# Extracted data start

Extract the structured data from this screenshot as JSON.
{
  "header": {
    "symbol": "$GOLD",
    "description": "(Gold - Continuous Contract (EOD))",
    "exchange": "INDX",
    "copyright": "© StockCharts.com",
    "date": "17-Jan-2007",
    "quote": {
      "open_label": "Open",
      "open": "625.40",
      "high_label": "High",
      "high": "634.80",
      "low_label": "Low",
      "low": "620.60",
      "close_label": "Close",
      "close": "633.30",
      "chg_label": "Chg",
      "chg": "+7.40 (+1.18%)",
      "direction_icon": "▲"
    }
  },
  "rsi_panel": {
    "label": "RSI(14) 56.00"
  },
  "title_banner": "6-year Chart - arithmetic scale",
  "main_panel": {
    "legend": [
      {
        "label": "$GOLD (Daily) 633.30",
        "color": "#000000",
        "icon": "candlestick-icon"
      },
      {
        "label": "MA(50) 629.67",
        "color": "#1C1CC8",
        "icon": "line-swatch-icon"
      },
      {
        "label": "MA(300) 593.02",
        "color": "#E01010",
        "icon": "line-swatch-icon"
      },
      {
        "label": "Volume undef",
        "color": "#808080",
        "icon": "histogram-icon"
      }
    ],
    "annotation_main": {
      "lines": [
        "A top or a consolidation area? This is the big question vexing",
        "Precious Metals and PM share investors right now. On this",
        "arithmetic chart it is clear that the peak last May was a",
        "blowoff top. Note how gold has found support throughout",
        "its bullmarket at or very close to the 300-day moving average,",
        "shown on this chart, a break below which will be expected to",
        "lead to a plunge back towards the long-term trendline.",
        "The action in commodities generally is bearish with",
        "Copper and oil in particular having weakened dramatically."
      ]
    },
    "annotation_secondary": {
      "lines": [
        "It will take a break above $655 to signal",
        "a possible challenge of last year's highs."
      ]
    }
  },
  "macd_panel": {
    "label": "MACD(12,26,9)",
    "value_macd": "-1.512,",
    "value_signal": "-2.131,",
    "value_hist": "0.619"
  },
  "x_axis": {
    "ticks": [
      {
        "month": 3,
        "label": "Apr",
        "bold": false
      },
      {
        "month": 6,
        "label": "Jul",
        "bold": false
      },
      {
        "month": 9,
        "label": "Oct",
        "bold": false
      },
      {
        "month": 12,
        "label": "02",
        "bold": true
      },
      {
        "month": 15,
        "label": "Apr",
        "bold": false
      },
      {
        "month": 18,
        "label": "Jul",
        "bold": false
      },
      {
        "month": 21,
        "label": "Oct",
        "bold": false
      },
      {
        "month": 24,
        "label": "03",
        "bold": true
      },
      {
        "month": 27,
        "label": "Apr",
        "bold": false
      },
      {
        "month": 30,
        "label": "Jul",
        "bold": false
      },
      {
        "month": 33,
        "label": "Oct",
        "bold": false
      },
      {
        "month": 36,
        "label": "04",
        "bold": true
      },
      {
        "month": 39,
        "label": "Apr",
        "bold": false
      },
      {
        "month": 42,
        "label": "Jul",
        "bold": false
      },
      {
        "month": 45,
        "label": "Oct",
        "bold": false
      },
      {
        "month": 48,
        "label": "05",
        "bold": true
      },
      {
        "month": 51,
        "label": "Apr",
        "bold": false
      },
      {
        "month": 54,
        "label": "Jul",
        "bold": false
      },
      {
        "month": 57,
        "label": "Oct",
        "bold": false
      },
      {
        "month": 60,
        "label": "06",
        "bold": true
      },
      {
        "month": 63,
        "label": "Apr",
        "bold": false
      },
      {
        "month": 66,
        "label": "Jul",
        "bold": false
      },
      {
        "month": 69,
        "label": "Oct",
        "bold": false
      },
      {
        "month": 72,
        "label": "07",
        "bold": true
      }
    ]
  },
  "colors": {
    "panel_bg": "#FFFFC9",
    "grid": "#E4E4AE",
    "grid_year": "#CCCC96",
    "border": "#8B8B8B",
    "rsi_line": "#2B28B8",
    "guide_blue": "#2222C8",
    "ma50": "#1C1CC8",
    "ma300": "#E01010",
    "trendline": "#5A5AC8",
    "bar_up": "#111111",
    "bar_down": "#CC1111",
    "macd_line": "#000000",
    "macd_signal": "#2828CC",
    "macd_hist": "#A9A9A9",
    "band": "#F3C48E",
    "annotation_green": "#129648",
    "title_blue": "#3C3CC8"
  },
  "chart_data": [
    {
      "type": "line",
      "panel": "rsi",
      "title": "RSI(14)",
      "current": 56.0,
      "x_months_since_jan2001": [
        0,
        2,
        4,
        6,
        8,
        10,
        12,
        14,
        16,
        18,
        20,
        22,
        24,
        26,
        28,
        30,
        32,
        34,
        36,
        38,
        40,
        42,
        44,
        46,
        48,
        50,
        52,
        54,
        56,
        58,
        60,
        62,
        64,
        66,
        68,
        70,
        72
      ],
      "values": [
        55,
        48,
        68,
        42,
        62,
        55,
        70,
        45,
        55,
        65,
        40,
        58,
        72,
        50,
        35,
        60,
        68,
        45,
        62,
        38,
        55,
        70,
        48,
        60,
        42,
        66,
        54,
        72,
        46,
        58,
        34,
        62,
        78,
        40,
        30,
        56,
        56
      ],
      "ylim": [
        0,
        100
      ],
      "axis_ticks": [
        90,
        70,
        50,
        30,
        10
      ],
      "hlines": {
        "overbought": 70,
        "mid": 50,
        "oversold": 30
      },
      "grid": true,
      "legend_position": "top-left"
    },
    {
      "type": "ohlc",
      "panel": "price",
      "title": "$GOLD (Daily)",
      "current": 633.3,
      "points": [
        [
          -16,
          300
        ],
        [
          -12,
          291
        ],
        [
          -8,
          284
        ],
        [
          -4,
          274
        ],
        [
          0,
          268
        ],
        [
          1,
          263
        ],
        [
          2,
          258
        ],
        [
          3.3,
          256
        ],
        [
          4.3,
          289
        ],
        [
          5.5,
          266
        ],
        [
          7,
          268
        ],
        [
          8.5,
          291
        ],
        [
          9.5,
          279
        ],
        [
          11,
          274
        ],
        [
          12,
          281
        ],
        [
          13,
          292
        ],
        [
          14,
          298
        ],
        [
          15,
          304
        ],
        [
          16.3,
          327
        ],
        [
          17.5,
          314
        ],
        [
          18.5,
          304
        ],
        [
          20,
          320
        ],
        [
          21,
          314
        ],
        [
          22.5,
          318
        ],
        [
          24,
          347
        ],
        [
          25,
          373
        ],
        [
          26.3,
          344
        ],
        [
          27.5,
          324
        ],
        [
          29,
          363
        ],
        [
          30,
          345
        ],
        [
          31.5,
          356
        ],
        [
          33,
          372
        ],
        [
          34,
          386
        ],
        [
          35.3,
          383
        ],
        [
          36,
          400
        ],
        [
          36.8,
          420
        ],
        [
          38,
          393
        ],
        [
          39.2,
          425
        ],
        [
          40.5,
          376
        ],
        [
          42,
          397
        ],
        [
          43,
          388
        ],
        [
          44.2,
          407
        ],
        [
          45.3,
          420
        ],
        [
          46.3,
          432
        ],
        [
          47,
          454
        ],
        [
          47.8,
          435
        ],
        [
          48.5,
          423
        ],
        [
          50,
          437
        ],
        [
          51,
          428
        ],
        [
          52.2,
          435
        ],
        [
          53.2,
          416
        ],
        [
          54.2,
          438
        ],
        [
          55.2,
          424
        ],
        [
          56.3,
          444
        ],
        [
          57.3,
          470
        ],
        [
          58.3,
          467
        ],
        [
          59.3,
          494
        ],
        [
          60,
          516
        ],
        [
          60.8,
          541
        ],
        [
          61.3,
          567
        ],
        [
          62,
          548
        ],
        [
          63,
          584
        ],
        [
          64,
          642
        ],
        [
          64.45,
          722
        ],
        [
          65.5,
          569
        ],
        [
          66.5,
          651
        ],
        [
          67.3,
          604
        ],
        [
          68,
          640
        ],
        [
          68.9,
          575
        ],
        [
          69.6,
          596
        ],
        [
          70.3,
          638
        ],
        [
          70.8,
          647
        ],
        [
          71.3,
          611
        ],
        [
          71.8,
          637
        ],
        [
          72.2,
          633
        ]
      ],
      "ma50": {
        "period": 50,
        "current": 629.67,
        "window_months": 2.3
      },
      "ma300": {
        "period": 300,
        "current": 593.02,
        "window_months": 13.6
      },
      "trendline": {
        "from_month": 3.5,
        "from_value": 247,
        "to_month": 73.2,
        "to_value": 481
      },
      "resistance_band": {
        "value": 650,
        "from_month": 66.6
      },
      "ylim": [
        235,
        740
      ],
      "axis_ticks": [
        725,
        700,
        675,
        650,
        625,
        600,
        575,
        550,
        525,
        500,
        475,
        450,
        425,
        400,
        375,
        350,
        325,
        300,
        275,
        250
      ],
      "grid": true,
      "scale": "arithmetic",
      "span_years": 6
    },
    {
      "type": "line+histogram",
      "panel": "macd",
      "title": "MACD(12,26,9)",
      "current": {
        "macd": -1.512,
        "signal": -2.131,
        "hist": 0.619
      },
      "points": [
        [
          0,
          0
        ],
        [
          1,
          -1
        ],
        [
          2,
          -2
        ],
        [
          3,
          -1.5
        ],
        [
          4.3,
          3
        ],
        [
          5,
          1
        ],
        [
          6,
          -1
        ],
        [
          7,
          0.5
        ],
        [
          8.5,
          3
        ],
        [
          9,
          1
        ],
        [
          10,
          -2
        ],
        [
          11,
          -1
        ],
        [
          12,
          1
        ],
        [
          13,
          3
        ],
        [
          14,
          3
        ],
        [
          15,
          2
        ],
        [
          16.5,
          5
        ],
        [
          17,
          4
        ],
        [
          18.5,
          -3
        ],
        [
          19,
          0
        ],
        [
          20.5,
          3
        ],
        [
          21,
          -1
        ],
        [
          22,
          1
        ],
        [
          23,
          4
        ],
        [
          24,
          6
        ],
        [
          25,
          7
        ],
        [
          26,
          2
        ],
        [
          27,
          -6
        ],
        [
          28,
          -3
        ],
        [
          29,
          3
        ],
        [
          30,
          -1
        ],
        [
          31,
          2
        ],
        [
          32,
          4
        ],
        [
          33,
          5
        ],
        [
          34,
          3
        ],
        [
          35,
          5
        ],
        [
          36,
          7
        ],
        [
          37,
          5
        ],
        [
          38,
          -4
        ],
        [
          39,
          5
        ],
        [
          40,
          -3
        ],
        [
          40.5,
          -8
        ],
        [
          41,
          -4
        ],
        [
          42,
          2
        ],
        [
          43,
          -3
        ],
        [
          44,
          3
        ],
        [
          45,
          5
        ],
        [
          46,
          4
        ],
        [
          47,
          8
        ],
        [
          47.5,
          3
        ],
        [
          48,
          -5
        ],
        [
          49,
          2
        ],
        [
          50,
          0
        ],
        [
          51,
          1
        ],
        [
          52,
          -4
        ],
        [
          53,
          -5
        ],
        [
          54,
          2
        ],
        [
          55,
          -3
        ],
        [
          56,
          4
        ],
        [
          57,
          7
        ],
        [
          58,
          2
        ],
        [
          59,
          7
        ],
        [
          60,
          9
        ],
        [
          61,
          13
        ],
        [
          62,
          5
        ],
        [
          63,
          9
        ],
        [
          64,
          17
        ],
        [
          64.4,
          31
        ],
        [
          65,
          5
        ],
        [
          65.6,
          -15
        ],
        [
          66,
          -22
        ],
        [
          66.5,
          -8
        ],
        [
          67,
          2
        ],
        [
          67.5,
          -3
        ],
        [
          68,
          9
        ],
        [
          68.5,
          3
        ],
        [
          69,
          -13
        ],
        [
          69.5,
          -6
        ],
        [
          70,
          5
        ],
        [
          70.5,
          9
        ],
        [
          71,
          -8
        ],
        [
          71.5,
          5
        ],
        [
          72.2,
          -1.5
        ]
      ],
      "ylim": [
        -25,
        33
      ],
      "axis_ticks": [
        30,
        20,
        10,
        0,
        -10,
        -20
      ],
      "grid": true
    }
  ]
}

# Extracted data end

From the data above, copy each line that has the string "last".

        "arithmetic chart it is clear that the peak last May was a",
        "a possible challenge of last year's highs."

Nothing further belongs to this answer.